Look for "fleet" in each line of the entries, and return the matching lines.
** Start of Supplied records **
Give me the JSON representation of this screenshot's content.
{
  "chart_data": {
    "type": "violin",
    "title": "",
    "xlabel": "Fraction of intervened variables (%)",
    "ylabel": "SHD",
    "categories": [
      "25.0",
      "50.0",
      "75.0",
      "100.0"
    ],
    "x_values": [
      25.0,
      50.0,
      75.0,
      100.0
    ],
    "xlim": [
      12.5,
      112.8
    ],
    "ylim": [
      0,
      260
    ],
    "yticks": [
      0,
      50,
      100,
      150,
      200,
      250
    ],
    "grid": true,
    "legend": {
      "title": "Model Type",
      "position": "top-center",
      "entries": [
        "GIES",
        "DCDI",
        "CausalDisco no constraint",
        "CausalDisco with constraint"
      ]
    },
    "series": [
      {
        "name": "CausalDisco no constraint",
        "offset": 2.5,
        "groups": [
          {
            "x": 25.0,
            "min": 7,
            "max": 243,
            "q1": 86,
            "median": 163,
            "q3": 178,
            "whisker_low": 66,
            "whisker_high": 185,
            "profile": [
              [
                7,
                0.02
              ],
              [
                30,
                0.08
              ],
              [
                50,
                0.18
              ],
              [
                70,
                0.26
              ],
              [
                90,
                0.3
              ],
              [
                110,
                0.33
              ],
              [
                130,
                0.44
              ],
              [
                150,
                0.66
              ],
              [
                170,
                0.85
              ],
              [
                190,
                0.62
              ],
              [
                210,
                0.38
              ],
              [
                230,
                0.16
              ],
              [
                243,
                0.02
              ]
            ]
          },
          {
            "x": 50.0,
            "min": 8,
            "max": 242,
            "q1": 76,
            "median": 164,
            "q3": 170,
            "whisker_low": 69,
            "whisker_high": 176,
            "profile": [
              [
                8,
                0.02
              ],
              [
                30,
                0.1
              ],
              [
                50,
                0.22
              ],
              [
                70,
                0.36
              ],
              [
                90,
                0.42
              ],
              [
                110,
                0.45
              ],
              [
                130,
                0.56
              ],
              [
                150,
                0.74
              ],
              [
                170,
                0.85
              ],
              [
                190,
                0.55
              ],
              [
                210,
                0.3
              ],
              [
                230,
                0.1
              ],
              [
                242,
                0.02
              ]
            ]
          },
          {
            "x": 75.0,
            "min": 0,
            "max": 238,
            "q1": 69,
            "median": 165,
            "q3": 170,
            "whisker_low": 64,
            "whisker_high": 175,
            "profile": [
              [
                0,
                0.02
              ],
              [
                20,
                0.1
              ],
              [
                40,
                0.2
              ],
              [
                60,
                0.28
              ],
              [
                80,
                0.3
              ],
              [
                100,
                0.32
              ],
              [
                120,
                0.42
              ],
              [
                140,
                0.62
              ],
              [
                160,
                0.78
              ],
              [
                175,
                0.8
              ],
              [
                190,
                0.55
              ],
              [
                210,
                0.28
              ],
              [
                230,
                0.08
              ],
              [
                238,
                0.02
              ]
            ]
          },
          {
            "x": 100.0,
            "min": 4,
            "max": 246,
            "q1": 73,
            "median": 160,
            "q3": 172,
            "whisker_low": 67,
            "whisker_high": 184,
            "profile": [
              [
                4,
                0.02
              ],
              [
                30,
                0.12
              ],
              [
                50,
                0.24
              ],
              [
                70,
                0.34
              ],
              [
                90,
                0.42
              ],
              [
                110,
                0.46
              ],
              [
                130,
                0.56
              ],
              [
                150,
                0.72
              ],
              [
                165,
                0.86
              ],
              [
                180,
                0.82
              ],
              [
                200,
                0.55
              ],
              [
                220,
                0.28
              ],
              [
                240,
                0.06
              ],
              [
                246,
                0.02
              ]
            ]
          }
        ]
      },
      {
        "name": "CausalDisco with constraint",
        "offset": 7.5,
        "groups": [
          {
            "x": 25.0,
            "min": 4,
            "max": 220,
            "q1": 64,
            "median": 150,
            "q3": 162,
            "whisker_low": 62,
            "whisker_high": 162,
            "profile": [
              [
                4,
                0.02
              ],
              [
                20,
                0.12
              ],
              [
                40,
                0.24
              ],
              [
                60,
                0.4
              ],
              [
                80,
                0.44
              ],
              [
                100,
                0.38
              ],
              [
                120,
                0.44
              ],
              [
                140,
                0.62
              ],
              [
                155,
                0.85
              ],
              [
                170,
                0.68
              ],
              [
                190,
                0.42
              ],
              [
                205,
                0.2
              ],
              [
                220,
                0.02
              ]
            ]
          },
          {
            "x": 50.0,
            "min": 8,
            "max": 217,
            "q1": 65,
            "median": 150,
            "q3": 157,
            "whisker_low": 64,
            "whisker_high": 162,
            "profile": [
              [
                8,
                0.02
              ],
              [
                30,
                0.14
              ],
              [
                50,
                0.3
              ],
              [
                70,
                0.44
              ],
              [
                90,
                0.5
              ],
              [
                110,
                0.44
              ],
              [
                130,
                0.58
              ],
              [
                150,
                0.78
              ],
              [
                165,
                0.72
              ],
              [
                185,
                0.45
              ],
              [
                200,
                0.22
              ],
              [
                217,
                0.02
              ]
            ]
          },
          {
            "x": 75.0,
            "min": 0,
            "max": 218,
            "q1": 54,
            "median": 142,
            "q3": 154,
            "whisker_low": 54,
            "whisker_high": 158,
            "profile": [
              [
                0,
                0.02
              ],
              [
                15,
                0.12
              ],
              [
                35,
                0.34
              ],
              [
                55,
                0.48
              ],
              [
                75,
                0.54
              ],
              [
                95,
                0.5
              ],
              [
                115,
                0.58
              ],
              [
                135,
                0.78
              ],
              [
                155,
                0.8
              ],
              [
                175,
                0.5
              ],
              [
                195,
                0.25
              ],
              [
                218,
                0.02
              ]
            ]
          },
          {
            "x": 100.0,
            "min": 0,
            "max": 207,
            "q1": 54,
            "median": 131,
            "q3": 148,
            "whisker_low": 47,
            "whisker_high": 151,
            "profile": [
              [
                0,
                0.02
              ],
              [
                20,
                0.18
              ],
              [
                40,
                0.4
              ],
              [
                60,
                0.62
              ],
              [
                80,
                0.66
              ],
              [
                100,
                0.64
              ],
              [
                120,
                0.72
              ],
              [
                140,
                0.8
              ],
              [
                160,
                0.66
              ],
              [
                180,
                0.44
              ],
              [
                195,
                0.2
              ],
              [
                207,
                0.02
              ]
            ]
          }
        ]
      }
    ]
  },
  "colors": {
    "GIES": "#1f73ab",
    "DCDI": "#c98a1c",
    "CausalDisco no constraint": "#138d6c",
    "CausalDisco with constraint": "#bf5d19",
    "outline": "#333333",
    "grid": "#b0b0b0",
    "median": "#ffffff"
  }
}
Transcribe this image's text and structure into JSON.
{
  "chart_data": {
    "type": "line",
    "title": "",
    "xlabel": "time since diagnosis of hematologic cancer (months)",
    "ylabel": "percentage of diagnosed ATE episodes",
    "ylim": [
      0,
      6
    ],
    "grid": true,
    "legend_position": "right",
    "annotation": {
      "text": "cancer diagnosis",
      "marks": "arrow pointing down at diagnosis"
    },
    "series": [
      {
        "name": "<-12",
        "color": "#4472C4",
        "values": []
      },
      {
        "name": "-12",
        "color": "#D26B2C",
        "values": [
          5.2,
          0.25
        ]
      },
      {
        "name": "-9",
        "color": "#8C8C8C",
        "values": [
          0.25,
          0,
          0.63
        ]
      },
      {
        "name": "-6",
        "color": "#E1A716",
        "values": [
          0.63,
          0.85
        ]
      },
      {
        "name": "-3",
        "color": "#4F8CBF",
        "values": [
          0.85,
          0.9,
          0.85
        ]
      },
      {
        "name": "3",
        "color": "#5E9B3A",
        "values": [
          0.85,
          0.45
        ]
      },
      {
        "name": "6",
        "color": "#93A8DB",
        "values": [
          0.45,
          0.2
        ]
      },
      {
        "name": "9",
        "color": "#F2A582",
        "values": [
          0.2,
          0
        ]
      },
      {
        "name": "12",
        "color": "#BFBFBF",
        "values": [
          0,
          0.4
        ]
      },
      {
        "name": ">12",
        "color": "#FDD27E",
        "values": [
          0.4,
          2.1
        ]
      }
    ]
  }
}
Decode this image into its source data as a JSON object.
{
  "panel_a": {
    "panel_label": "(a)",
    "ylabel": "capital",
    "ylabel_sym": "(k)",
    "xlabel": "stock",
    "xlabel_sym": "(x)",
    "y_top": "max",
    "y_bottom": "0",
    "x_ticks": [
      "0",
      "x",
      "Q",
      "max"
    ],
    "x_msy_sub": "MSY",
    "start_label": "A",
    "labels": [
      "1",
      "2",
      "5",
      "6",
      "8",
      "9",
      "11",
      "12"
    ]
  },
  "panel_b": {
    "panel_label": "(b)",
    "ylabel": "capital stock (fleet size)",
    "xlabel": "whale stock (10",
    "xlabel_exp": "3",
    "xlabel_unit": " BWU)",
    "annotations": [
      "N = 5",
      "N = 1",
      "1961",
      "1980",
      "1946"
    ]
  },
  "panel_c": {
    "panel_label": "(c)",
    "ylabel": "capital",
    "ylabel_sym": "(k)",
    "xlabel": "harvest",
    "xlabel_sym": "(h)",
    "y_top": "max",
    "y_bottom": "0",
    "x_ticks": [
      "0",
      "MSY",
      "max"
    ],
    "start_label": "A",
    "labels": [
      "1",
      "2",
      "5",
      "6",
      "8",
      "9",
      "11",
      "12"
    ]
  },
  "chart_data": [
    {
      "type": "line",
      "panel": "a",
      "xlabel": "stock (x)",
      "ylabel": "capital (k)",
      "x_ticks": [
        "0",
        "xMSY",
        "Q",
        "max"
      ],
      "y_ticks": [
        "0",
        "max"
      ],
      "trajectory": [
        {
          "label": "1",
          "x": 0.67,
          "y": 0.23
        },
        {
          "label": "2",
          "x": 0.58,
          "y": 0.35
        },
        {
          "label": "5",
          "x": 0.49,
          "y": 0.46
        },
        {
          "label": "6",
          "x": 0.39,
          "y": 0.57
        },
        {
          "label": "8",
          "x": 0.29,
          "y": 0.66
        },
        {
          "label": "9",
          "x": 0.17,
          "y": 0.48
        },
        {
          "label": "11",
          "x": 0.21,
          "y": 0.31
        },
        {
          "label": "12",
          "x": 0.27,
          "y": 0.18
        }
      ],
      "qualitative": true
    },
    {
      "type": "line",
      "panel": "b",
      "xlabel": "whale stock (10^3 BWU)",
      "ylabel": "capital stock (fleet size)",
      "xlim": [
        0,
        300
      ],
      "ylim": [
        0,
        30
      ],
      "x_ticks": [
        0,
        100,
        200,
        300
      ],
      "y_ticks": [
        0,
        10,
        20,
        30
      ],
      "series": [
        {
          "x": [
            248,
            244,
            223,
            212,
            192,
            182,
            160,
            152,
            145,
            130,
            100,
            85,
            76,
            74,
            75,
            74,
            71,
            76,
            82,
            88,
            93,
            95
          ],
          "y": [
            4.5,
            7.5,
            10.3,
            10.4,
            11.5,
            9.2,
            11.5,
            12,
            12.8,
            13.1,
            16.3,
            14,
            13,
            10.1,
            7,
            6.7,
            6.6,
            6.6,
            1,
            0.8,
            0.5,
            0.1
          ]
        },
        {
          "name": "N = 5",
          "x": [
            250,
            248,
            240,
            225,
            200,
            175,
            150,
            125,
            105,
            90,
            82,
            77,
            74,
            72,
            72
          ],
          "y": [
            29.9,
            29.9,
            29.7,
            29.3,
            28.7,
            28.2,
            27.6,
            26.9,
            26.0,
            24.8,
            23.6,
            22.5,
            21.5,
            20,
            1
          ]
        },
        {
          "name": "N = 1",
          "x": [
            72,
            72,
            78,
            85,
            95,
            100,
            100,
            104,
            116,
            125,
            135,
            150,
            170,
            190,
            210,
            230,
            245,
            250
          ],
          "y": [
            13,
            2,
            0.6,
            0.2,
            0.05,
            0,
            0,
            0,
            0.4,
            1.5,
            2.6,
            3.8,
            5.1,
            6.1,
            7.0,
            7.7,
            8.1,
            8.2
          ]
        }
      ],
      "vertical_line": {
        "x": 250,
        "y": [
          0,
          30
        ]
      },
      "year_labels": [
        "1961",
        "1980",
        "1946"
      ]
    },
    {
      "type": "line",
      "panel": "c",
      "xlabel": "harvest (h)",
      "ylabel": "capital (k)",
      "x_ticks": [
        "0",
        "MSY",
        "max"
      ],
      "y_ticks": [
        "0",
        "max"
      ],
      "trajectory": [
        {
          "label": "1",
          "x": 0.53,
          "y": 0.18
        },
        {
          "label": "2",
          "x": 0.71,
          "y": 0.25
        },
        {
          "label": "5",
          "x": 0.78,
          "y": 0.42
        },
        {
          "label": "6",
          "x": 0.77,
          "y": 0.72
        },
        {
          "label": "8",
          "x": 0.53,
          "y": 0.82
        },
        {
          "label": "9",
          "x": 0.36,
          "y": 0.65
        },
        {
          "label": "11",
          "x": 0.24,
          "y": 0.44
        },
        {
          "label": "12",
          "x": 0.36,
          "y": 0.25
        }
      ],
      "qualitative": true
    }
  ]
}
** End of Supplied records **
### Task response
    "ylabel": "capital stock (fleet size)",
      "ylabel": "capital stock (fleet size)",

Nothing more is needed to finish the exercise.